(Dataset items)
+---+

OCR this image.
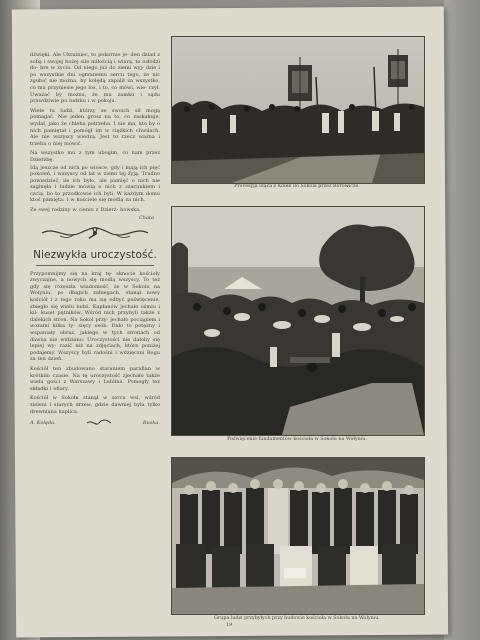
dźwięki. Ale Ukrainiec, to pokornie je- den dziad z sobą i swojej bożej sile miłością i wiarą, to osłodzi do- bre w życiu. Od niego już do ziemi wyj- dzie i po wszystkie dni ogrzanemu sercu tego, że nic zgubić nie można, by kolędą zapalił za wszystko, co mu przyniesie jego los, i to, co mówi, wie- rzył. Uważać by można, że mu zamku i sądu prawdziwie po ludzku i w pokoju.

Wiele tu ludzi, którzy ze swoich sił mogą pomagać. Nie jeden grosz na to, co zaskakuje, wydał, jako że chleba potrzeba. I nie ma, kto by o nich pamiętał i pomógł im w ciężkich chwilach. Ale nie wszyscy wiedzą. Jest to rzecz ważna i trzeba o niej mówić.

Na wszystko mu z tym ubogim, co nam przez Dzierżbę.

Idą jeszcze od nich po wiosce, gdy i mają ich pięć pokoleń, i wszyscy od lat w ziemi tej żyją. Trudno powiedzieć, ile ich było, ale pamięć o nich nie zaginęła i ludzie mówią o nich z szacunkiem i czcią, bo to przodkowie ich byli. W każdym domu ktoś pamięta. I w kościele się modlą za nich.

Ze swej rodziny w cieniu z Dzierż- bowska.

Chata
Niezwykła uroczystość.

Przypomnijmy się na kraj tę- sknocie kościoły zwyczajne, a nowych się modlą wszyscy. To też gdy się rozeszła wiadomość, że w Sokolu na Wołyniu, po długich zabiegach, stanął nowy kościół i z tego roku ma się odbyć poświęcenie, zbiegło się wielu ludzi. Kapłanów jechało ośmiu i kil- kuset pątników. Wśród nich przybyli także z dalekich stron. Na Sokol przy- jechało pociągiem i wozami kilka ty- sięcy osób. Dało to potężny i wspaniały obraz, jakiego w tych stronach od dawna nie widziano. Uroczystości nie dałoby się lepiej wy- razić niż na zdjęciach, które poniżej podajemy. Wszyscy byli radośni i wdzięczni Bogu za ten dzień.

Kościół ten zbudowano staraniem parafian w krótkim czasie. Na tę uroczystość zjechało także wielu gości z Warszawy i Lublina. Pomogły też składki i ofiary.

Kościół w Sokolu stanął w sercu wsi, wśród zieleni i starych drzew, gdzie dawniej była tylko drewniana kaplica.

A. Kolęda.	Ruska.
Procesyja idąca z Kolek do Sokola przez Borowicze.
Poświęcenie fundamentów kościoła w Sokolu na Wołyniu.
Grupa ludzi przybyłych przy budowie kościoła w Sokolu na Wołyniu.
19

+---+

Your objective:
Copy all the lines of data exactly as they appear, dropping any images.

Reply to the task:
OCR this image.
dźwięki. Ale Ukrainiec, to pokornie je- den dziad z sobą i swojej bożej sile miłością i wiarą, to osłodzi do- bre w życiu. Od niego już do ziemi wyj- dzie i po wszystkie dni ogrzanemu sercu tego, że nic zgubić nie można, by kolędą zapalił za wszystko, co mu przyniesie jego los, i to, co mówi, wie- rzył. Uważać by można, że mu zamku i sądu prawdziwie po ludzku i w pokoju.

Wiele tu ludzi, którzy ze swoich sił mogą pomagać. Nie jeden grosz na to, co zaskakuje, wydał, jako że chleba potrzeba. I nie ma, kto by o nich pamiętał i pomógł im w ciężkich chwilach. Ale nie wszyscy wiedzą. Jest to rzecz ważna i trzeba o niej mówić.

Na wszystko mu z tym ubogim, co nam przez Dzierżbę.

Idą jeszcze od nich po wiosce, gdy i mają ich pięć pokoleń, i wszyscy od lat w ziemi tej żyją. Trudno powiedzieć, ile ich było, ale pamięć o nich nie zaginęła i ludzie mówią o nich z szacunkiem i czcią, bo to przodkowie ich byli. W każdym domu ktoś pamięta. I w kościele się modlą za nich.

Ze swej rodziny w cieniu z Dzierż- bowska.

Chata
Niezwykła uroczystość.

Przypomnijmy się na kraj tę- sknocie kościoły zwyczajne, a nowych się modlą wszyscy. To też gdy się rozeszła wiadomość, że w Sokolu na Wołyniu, po długich zabiegach, stanął nowy kościół i z tego roku ma się odbyć poświęcenie, zbiegło się wielu ludzi. Kapłanów jechało ośmiu i kil- kuset pątników. Wśród nich przybyli także z dalekich stron. Na Sokol przy- jechało pociągiem i wozami kilka ty- sięcy osób. Dało to potężny i wspaniały obraz, jakiego w tych stronach od dawna nie widziano. Uroczystości nie dałoby się lepiej wy- razić niż na zdjęciach, które poniżej podajemy. Wszyscy byli radośni i wdzięczni Bogu za ten dzień.

Kościół ten zbudowano staraniem parafian w krótkim czasie. Na tę uroczystość zjechało także wielu gości z Warszawy i Lublina. Pomogły też składki i ofiary.

Kościół w Sokolu stanął w sercu wsi, wśród zieleni i starych drzew, gdzie dawniej była tylko drewniana kaplica.

A. Kolęda.	Ruska.
Procesyja idąca z Kolek do Sokola przez Borowicze.
Poświęcenie fundamentów kościoła w Sokolu na Wołyniu.
Grupa ludzi przybyłych przy budowie kościoła w Sokolu na Wołyniu.
19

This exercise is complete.